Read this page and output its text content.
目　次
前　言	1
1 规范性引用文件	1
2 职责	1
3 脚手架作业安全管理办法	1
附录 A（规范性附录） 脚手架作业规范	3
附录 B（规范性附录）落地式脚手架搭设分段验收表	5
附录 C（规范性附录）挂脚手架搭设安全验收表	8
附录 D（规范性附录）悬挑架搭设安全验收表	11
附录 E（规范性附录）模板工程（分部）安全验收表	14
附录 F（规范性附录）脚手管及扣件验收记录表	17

TASK TO CARRY OUT —
Copy each line of the listing that contains the string "规范性附录".

OUTPUT BELOW —
附录 A（规范性附录） 脚手架作业规范	3
附录 B（规范性附录）落地式脚手架搭设分段验收表	5
附录 C（规范性附录）挂脚手架搭设安全验收表	8
附录 D（规范性附录）悬挑架搭设安全验收表	11
附录 E（规范性附录）模板工程（分部）安全验收表	14
附录 F（规范性附录）脚手管及扣件验收记录表	17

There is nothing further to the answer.